Provided information:
——————————
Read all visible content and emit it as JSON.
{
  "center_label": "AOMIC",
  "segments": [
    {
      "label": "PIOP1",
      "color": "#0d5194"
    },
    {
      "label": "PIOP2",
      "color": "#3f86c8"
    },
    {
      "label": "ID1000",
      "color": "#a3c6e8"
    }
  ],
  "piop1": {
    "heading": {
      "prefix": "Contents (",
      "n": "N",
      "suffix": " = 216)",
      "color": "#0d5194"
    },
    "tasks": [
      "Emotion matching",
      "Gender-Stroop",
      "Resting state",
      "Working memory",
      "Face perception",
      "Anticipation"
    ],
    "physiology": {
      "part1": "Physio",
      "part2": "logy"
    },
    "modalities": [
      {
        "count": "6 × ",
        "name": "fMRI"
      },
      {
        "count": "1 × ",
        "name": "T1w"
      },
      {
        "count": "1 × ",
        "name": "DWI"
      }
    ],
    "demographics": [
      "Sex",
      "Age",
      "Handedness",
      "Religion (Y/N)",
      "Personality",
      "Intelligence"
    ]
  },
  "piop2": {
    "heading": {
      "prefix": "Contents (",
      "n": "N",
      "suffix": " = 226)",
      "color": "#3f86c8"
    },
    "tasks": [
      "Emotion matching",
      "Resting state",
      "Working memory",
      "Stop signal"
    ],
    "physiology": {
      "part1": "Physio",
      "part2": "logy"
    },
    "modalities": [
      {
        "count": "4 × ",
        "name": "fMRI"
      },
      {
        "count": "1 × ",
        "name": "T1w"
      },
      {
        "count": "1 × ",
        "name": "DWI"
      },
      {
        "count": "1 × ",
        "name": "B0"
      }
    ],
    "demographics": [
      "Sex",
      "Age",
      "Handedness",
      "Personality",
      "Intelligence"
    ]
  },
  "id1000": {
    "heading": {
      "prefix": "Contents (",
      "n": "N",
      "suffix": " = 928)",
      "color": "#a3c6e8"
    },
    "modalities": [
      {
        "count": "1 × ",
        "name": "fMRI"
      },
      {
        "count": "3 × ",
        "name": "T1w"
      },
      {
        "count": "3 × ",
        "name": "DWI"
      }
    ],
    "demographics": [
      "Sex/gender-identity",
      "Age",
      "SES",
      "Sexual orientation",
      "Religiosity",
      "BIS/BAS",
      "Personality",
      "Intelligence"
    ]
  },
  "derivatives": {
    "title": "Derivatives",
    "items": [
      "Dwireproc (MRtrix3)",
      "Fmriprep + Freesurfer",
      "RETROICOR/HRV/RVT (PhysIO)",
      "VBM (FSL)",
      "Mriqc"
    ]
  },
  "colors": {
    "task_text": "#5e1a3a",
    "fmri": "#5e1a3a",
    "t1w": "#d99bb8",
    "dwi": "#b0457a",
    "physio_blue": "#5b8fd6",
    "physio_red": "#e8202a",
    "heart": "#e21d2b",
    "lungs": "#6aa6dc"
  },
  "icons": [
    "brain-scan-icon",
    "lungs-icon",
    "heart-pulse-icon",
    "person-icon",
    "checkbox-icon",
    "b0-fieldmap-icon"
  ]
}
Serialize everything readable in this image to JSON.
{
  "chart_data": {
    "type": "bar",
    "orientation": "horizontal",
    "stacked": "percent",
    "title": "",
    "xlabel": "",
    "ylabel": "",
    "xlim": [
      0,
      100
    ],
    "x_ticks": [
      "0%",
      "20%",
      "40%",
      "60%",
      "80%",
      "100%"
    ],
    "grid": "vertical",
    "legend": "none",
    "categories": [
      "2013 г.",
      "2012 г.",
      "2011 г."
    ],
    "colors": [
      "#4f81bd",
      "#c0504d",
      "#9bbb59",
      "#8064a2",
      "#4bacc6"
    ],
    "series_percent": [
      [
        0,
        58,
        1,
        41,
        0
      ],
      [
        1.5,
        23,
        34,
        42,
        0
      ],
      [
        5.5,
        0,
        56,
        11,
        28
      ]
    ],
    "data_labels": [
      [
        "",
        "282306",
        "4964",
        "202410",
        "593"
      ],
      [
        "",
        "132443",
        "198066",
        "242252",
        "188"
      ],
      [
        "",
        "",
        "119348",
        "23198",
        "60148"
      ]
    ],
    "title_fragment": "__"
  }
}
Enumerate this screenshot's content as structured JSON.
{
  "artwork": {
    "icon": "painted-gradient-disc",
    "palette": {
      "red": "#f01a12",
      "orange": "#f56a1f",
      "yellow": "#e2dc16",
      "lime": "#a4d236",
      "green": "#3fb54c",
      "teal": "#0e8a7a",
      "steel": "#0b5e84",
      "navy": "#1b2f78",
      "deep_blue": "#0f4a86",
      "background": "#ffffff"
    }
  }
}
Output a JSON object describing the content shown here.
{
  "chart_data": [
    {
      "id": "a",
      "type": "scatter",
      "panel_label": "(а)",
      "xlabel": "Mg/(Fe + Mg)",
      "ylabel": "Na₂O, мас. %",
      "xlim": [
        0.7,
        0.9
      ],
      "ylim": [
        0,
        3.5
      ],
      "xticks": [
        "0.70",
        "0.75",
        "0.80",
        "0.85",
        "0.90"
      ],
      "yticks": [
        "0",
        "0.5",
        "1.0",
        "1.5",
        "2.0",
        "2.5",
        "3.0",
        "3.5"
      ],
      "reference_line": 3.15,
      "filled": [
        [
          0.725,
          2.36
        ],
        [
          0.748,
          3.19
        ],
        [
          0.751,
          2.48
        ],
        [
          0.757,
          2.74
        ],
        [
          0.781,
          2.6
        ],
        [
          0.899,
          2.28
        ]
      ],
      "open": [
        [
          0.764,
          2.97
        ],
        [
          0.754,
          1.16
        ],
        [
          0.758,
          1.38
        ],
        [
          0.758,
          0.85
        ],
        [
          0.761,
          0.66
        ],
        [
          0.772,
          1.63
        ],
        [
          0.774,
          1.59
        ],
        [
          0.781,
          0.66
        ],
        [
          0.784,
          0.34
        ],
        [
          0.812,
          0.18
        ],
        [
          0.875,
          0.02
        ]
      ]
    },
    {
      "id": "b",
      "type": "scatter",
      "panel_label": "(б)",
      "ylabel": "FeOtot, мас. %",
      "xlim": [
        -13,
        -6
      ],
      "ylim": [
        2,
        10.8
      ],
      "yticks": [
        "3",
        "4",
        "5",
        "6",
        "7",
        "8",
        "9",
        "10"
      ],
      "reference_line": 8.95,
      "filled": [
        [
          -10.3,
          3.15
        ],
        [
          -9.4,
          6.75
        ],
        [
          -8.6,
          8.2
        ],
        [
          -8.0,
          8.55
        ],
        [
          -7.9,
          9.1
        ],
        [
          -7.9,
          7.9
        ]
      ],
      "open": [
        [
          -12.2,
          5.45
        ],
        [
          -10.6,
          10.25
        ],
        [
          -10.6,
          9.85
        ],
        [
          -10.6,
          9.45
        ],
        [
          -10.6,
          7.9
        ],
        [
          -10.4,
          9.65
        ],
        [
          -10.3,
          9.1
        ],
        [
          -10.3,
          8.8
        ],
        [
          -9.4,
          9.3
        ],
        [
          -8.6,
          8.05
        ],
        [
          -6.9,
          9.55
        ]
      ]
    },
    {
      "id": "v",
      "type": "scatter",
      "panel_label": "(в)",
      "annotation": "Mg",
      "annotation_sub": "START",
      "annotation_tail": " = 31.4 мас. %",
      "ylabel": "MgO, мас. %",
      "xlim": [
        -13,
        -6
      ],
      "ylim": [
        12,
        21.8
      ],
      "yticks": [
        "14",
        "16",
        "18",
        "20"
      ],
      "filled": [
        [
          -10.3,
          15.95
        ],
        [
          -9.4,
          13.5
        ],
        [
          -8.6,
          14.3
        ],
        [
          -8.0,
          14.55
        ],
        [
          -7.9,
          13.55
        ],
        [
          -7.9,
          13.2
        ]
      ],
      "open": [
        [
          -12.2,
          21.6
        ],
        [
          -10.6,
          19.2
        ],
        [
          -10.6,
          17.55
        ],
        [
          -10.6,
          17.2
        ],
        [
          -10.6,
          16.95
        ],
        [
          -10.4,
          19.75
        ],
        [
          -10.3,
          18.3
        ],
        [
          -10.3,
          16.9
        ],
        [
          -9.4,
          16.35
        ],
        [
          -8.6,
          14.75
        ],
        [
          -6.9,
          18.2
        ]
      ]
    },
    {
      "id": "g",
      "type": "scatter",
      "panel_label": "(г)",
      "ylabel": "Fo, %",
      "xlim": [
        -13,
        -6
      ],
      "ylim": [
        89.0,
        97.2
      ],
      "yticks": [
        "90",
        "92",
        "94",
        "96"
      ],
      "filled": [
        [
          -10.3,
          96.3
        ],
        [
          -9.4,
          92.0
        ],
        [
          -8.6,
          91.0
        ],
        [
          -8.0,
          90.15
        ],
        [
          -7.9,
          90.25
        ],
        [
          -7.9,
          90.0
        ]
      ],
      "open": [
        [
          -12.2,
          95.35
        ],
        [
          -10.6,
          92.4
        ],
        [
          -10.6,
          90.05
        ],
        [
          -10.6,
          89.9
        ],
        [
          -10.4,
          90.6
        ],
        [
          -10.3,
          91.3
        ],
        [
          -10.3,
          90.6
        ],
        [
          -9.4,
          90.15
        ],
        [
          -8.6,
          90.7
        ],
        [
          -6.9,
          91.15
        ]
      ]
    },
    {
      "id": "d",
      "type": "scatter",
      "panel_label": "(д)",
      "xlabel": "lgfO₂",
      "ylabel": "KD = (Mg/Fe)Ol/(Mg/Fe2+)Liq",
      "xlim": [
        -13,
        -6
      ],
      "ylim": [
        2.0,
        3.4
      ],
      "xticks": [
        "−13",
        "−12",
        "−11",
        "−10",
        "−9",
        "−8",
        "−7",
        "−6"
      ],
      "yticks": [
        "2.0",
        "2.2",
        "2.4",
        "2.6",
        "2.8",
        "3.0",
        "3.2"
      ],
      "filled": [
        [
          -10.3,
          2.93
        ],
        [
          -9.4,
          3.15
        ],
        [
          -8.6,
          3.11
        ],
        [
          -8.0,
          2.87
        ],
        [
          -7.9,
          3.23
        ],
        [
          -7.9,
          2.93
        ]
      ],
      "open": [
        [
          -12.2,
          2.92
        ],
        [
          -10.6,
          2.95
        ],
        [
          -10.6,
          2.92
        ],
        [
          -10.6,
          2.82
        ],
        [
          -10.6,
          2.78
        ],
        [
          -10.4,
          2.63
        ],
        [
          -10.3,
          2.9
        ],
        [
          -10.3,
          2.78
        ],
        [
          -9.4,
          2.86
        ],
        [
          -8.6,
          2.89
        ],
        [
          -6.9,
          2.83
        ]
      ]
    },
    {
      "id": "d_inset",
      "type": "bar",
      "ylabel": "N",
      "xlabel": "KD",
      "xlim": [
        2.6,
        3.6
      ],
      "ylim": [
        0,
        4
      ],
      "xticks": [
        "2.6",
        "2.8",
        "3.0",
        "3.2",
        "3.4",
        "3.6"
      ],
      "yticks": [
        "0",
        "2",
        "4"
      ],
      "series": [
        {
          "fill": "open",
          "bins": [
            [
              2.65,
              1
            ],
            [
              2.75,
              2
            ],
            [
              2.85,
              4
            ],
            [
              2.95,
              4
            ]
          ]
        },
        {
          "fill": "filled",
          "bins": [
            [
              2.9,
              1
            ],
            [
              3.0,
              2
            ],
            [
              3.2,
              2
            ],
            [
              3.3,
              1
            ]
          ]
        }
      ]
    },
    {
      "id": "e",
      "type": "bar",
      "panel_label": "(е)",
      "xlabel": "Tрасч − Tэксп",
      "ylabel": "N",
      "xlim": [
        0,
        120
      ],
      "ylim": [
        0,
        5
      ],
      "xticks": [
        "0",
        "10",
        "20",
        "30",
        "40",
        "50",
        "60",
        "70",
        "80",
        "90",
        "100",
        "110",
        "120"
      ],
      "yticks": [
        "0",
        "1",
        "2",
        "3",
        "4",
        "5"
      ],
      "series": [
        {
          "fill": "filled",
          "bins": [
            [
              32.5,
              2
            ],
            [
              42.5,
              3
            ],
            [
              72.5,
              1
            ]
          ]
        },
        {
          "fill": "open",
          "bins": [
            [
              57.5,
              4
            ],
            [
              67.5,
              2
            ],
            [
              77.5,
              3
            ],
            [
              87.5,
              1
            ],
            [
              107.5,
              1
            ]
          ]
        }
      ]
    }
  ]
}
——————————
Show the lines of the records that contain the word "xlabel".

    "xlabel": "",
      "xlabel": "Mg/(Fe + Mg)",
      "xlabel": "lgfO₂",
      "xlabel": "KD",
      "xlabel": "Tрасч − Tэксп",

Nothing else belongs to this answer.